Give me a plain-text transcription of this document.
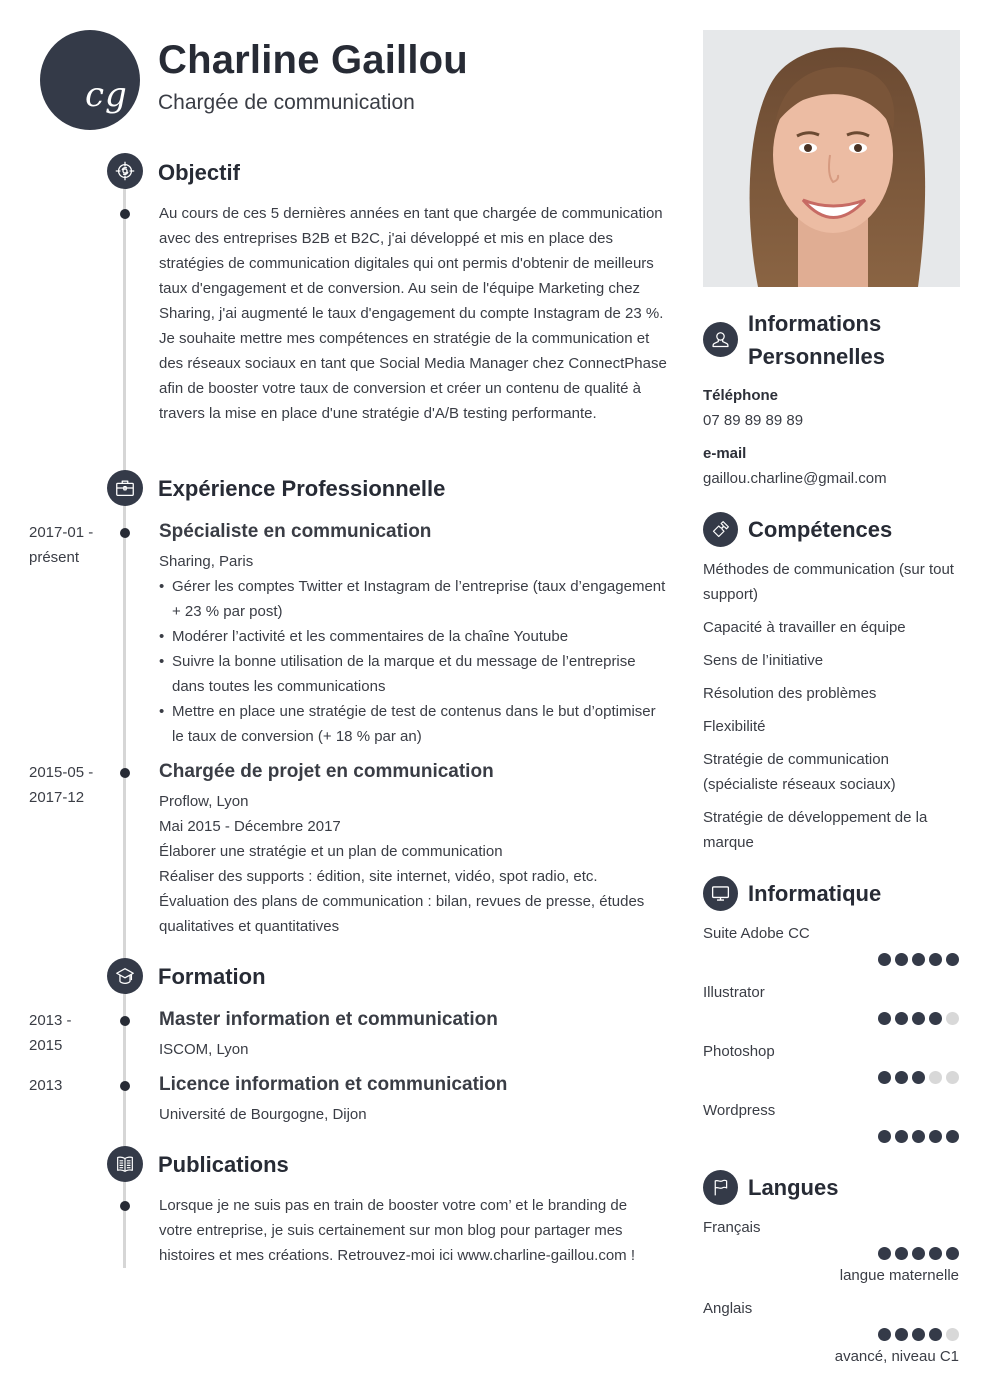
cg
Charline Gaillou
Chargée de communication
Objectif
Au cours de ces 5 dernières années en tant que chargée de communication avec des entreprises B2B et B2C, j'ai développé et mis en place des stratégies de communication digitales qui ont permis d'obtenir de meilleurs taux d'engagement et de conversion. Au sein de l'équipe Marketing chez Sharing, j'ai augmenté le taux d'engagement du compte Instagram de 23 %. Je souhaite mettre mes compétences en stratégie de la communication et des réseaux sociaux en tant que Social Media Manager chez ConnectPhase afin de booster votre taux de conversion et créer un contenu de qualité à travers la mise en place d'une stratégie d'A/B testing performante.
Expérience Professionnelle
2017-01 -
présent
Spécialiste en communication
Sharing, Paris
• Gérer les comptes Twitter et Instagram de l’entreprise (taux d’engagement + 23 % par post)
• Modérer l’activité et les commentaires de la chaîne Youtube
• Suivre la bonne utilisation de la marque et du message de l’entreprise dans toutes les communications
• Mettre en place une stratégie de test de contenus dans le but d’optimiser le taux de conversion (+ 18 % par an)
2015-05 -
2017-12
Chargée de projet en communication
Proflow, Lyon
Mai 2015 - Décembre 2017
Élaborer une stratégie et un plan de communication
Réaliser des supports : édition, site internet, vidéo, spot radio, etc.
Évaluation des plans de communication : bilan, revues de presse, études qualitatives et quantitatives
Formation
2013 -
2015
Master information et communication
ISCOM, Lyon
2013	Licence information et communication
Université de Bourgogne, Dijon
Publications
Lorsque je ne suis pas en train de booster votre com’ et le branding de votre entreprise, je suis certainement sur mon blog pour partager mes histoires et mes créations. Retrouvez-moi ici www.charline-gaillou.com !
Informations
Personnelles
Téléphone
07 89 89 89 89
e-mail
gaillou.charline@gmail.com
Compétences
Méthodes de communication (sur tout support)
Capacité à travailler en équipe
Sens de l’initiative
Résolution des problèmes
Flexibilité
Stratégie de communication (spécialiste réseaux sociaux)
Stratégie de développement de la marque
Informatique
Suite Adobe CC
Illustrator
Photoshop
Wordpress
Langues
Français
langue maternelle
Anglais
avancé, niveau C1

To be done
Pick out the lines that include the word "marque" and write them out.

Complete output
• Suivre la bonne utilisation de la marque et du message de l’entreprise dans toutes les communications
Stratégie de développement de la marque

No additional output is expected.